*WRITTEN REQUEST*
Keep the pictures out and restate every record exactly.

*EXERCISE MATERIALS*
## START

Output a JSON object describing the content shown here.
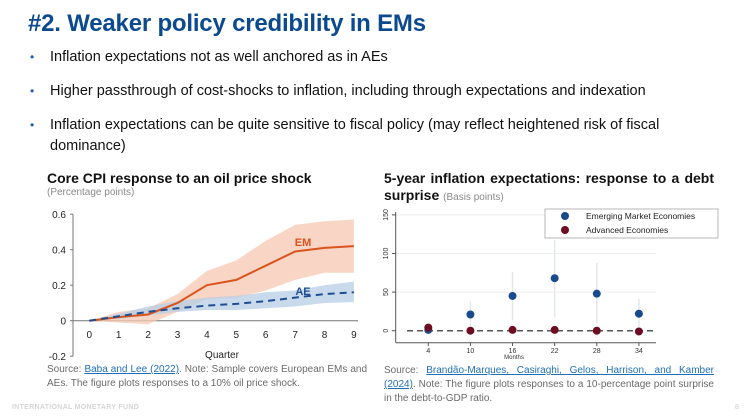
{
  "slide": {
    "title": "#2. Weaker policy credibility in EMs",
    "bullets": [
      "Inflation expectations not as well anchored as in AEs",
      "Higher passthrough of cost-shocks to inflation, including through expectations and indexation",
      "Inflation expectations can be quite sensitive to fiscal policy (may reflect heightened risk of fiscal dominance)"
    ],
    "bullet_symbol": "•",
    "footer_org": "INTERNATIONAL MONETARY FUND",
    "page_number": "8"
  },
  "left": {
    "title": "Core CPI response to an oil price shock",
    "subtitle": "(Percentage points)",
    "source_prefix": "Source: ",
    "source_link": "Baba and Lee (2022)",
    "source_note": ". Note: Sample covers European EMs and AEs. The figure plots responses to a 10% oil price shock."
  },
  "right": {
    "title": "5-year inflation expectations: response to a debt surprise",
    "subtitle": "(Basis points)",
    "source_prefix": "Source: ",
    "source_link": "Brandão-Marques, Casiraghi, Gelos, Harrison, and Kamber (2024)",
    "source_note": ". Note: The figure plots responses to a 10-percentage point surprise in the debt-to-GDP ratio."
  },
  "chart_data": [
    {
      "type": "line",
      "title": "Core CPI response to an oil price shock",
      "ylabel": "Percentage points",
      "xlabel": "Quarter",
      "x": [
        0,
        1,
        2,
        3,
        4,
        5,
        6,
        7,
        8,
        9
      ],
      "xticks": [
        "0",
        "1",
        "2",
        "3",
        "4",
        "5",
        "6",
        "7",
        "8",
        "9"
      ],
      "yticks": [
        "0.6",
        "0.4",
        "0.2",
        "0",
        "-0.2"
      ],
      "ytick_values": [
        0.6,
        0.4,
        0.2,
        0,
        -0.2
      ],
      "ylim": [
        -0.2,
        0.6
      ],
      "xlim": [
        0,
        9
      ],
      "grid": false,
      "series": [
        {
          "name": "EM",
          "color": "#d9541e",
          "style": "solid",
          "values": [
            0,
            0.02,
            0.035,
            0.1,
            0.2,
            0.23,
            0.31,
            0.39,
            0.41,
            0.42
          ],
          "upper": [
            0,
            0.05,
            0.07,
            0.15,
            0.28,
            0.34,
            0.45,
            0.54,
            0.56,
            0.57
          ],
          "lower": [
            0,
            -0.01,
            -0.02,
            0.05,
            0.12,
            0.13,
            0.17,
            0.23,
            0.27,
            0.27
          ],
          "band_color": "#f6c7b0"
        },
        {
          "name": "AE",
          "color": "#1f4f91",
          "style": "dashed",
          "values": [
            0,
            0.025,
            0.05,
            0.07,
            0.085,
            0.095,
            0.11,
            0.13,
            0.15,
            0.16
          ],
          "upper": [
            0,
            0.04,
            0.08,
            0.11,
            0.13,
            0.14,
            0.16,
            0.17,
            0.2,
            0.22
          ],
          "lower": [
            0,
            0.01,
            0.03,
            0.05,
            0.06,
            0.06,
            0.07,
            0.08,
            0.1,
            0.105
          ],
          "band_color": "#b7cde6"
        }
      ]
    },
    {
      "type": "scatter",
      "title": "5-year inflation expectations: response to a debt surprise",
      "ylabel": "Basis points",
      "xlabel": "Months",
      "x": [
        4,
        10,
        16,
        22,
        28,
        34
      ],
      "xticks": [
        "4",
        "10",
        "16",
        "22",
        "28",
        "34"
      ],
      "yticks": [
        "150",
        "100",
        "50",
        "0"
      ],
      "ytick_values": [
        150,
        100,
        50,
        0
      ],
      "ylim": [
        -15,
        150
      ],
      "grid": true,
      "legend": "top-right",
      "series": [
        {
          "name": "Emerging Market Economies",
          "color": "#1a4a8e",
          "values": [
            1,
            21,
            45,
            68,
            48,
            22
          ],
          "upper": [
            3,
            38,
            76,
            118,
            88,
            41
          ],
          "lower": [
            -3,
            5,
            14,
            18,
            10,
            5
          ]
        },
        {
          "name": "Advanced Economies",
          "color": "#6e0d22",
          "values": [
            4,
            0,
            1,
            1,
            0,
            -1
          ]
        }
      ]
    }
  ]
}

## END

*COMPLETED TASK*
Output a JSON object describing the content shown here.
{
  "slide": {
    "title": "#2. Weaker policy credibility in EMs",
    "bullets": [
      "Inflation expectations not as well anchored as in AEs",
      "Higher passthrough of cost-shocks to inflation, including through expectations and indexation",
      "Inflation expectations can be quite sensitive to fiscal policy (may reflect heightened risk of fiscal dominance)"
    ],
    "bullet_symbol": "•",
    "footer_org": "INTERNATIONAL MONETARY FUND",
    "page_number": "8"
  },
  "left": {
    "title": "Core CPI response to an oil price shock",
    "subtitle": "(Percentage points)",
    "source_prefix": "Source: ",
    "source_link": "Baba and Lee (2022)",
    "source_note": ". Note: Sample covers European EMs and AEs. The figure plots responses to a 10% oil price shock."
  },
  "right": {
    "title": "5-year inflation expectations: response to a debt surprise",
    "subtitle": "(Basis points)",
    "source_prefix": "Source: ",
    "source_link": "Brandão-Marques, Casiraghi, Gelos, Harrison, and Kamber (2024)",
    "source_note": ". Note: The figure plots responses to a 10-percentage point surprise in the debt-to-GDP ratio."
  },
  "chart_data": [
    {
      "type": "line",
      "title": "Core CPI response to an oil price shock",
      "ylabel": "Percentage points",
      "xlabel": "Quarter",
      "x": [
        0,
        1,
        2,
        3,
        4,
        5,
        6,
        7,
        8,
        9
      ],
      "xticks": [
        "0",
        "1",
        "2",
        "3",
        "4",
        "5",
        "6",
        "7",
        "8",
        "9"
      ],
      "yticks": [
        "0.6",
        "0.4",
        "0.2",
        "0",
        "-0.2"
      ],
      "ytick_values": [
        0.6,
        0.4,
        0.2,
        0,
        -0.2
      ],
      "ylim": [
        -0.2,
        0.6
      ],
      "xlim": [
        0,
        9
      ],
      "grid": false,
      "series": [
        {
          "name": "EM",
          "color": "#d9541e",
          "style": "solid",
          "values": [
            0,
            0.02,
            0.035,
            0.1,
            0.2,
            0.23,
            0.31,
            0.39,
            0.41,
            0.42
          ],
          "upper": [
            0,
            0.05,
            0.07,
            0.15,
            0.28,
            0.34,
            0.45,
            0.54,
            0.56,
            0.57
          ],
          "lower": [
            0,
            -0.01,
            -0.02,
            0.05,
            0.12,
            0.13,
            0.17,
            0.23,
            0.27,
            0.27
          ],
          "band_color": "#f6c7b0"
        },
        {
          "name": "AE",
          "color": "#1f4f91",
          "style": "dashed",
          "values": [
            0,
            0.025,
            0.05,
            0.07,
            0.085,
            0.095,
            0.11,
            0.13,
            0.15,
            0.16
          ],
          "upper": [
            0,
            0.04,
            0.08,
            0.11,
            0.13,
            0.14,
            0.16,
            0.17,
            0.2,
            0.22
          ],
          "lower": [
            0,
            0.01,
            0.03,
            0.05,
            0.06,
            0.06,
            0.07,
            0.08,
            0.1,
            0.105
          ],
          "band_color": "#b7cde6"
        }
      ]
    },
    {
      "type": "scatter",
      "title": "5-year inflation expectations: response to a debt surprise",
      "ylabel": "Basis points",
      "xlabel": "Months",
      "x": [
        4,
        10,
        16,
        22,
        28,
        34
      ],
      "xticks": [
        "4",
        "10",
        "16",
        "22",
        "28",
        "34"
      ],
      "yticks": [
        "150",
        "100",
        "50",
        "0"
      ],
      "ytick_values": [
        150,
        100,
        50,
        0
      ],
      "ylim": [
        -15,
        150
      ],
      "grid": true,
      "legend": "top-right",
      "series": [
        {
          "name": "Emerging Market Economies",
          "color": "#1a4a8e",
          "values": [
            1,
            21,
            45,
            68,
            48,
            22
          ],
          "upper": [
            3,
            38,
            76,
            118,
            88,
            41
          ],
          "lower": [
            -3,
            5,
            14,
            18,
            10,
            5
          ]
        },
        {
          "name": "Advanced Economies",
          "color": "#6e0d22",
          "values": [
            4,
            0,
            1,
            1,
            0,
            -1
          ]
        }
      ]
    }
  ]
}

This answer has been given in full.